● **PROBLEM DESCRIPTION**: Reproduce all the material exactly, minus any pictures it holds.

(Part of a data file)
• • • • • • •

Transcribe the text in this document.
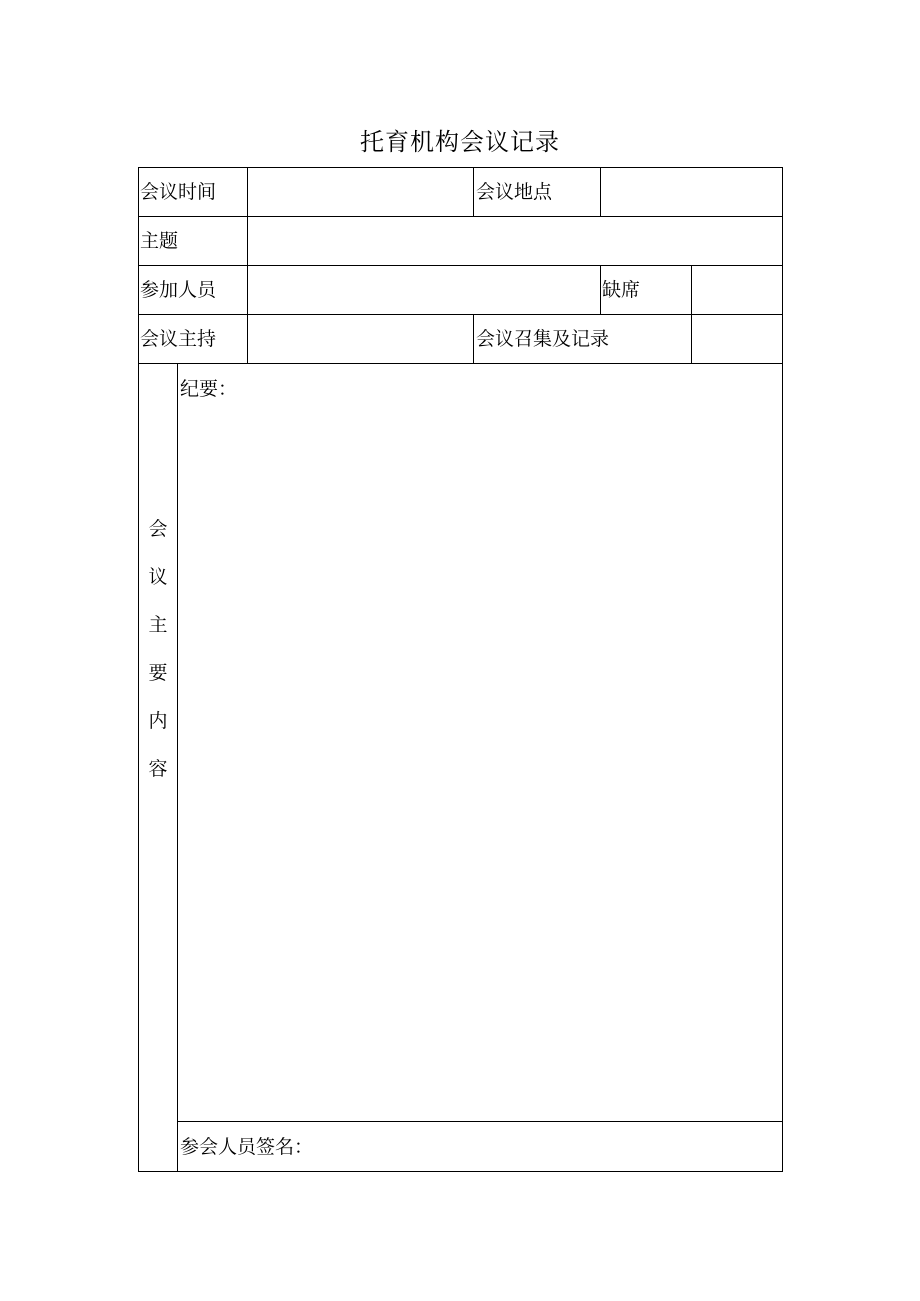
托育机构会议记录
会议时间	会议地点
主题
参加人员	缺席
会议主持	会议召集及记录
会
议
主
要
内
容
纪要：
参会人员签名：
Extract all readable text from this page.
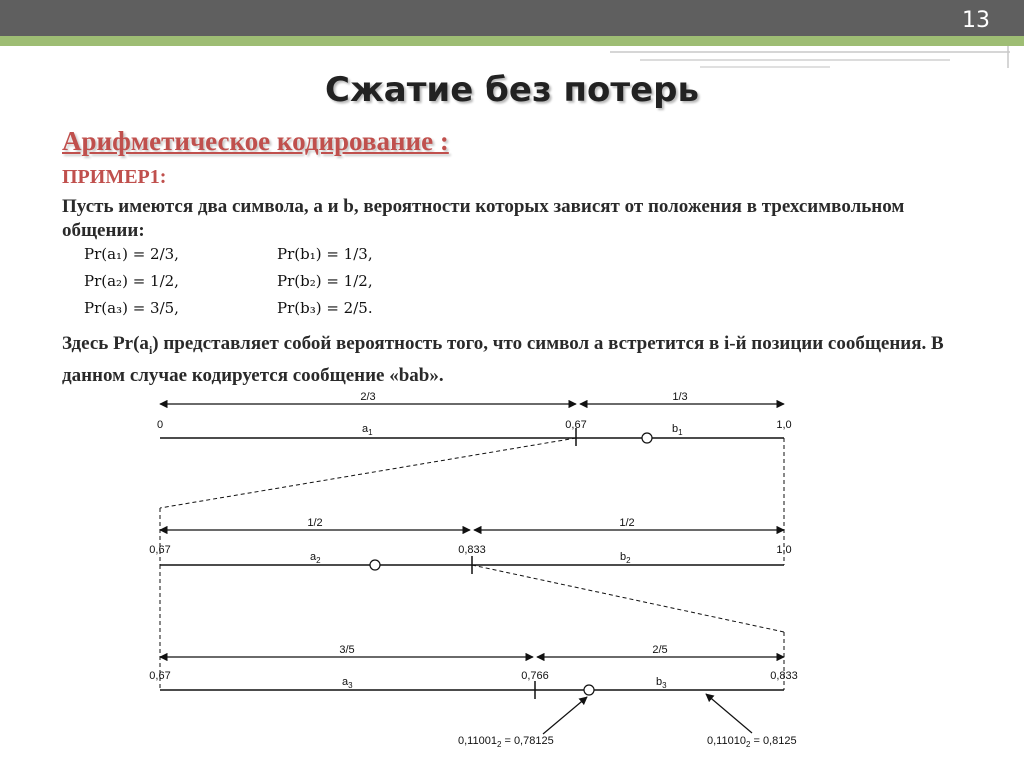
13
Сжатие без потерь
Арифметическое кодирование :
ПРИМЕР1:

Пусть имеются два символа, a и b, вероятности которых зависят от положения в трехсимвольном общении:

Pr(a₁) = 2/3,	Pr(b₁) = 1/3,
Pr(a₂) = 1/2,	Pr(b₂) = 1/2,
Pr(a₃) = 3/5,	Pr(b₃) = 2/5.

Здесь $Pr(a_i)$ представляет собой вероятность того, что символ a встретится в i-й позиции сообщения. В данном случае кодируется сообщение «bab».

2/3	1/3
0	0,67	1,0
$a_1$	$b_1$
1/2	1/2
0,67	0,833	1,0
$a_2$	$b_2$
3/5	2/5
0,67	0,766	0,833
$a_3$	$b_3$
$0,11001_2 = 0,78125$	$0,11010_2 = 0,8125$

• • • • • • •

● **WORKED ANSWER**:
Transcribe the text in this document.
托育机构会议记录
会议时间	会议地点
主题
参加人员	缺席
会议主持	会议召集及记录
会
议
主
要
内
容
纪要：
参会人员签名：
Extract all readable text from this page.
13
Сжатие без потерь
Арифметическое кодирование :
ПРИМЕР1:

Пусть имеются два символа, a и b, вероятности которых зависят от положения в трехсимвольном общении:

Pr(a₁) = 2/3,	Pr(b₁) = 1/3,
Pr(a₂) = 1/2,	Pr(b₂) = 1/2,
Pr(a₃) = 3/5,	Pr(b₃) = 2/5.

Здесь $Pr(a_i)$ представляет собой вероятность того, что символ a встретится в i-й позиции сообщения. В данном случае кодируется сообщение «bab».

2/3	1/3
0	0,67	1,0
$a_1$	$b_1$
1/2	1/2
0,67	0,833	1,0
$a_2$	$b_2$
3/5	2/5
0,67	0,766	0,833
$a_3$	$b_3$
$0,11001_2 = 0,78125$	$0,11010_2 = 0,8125$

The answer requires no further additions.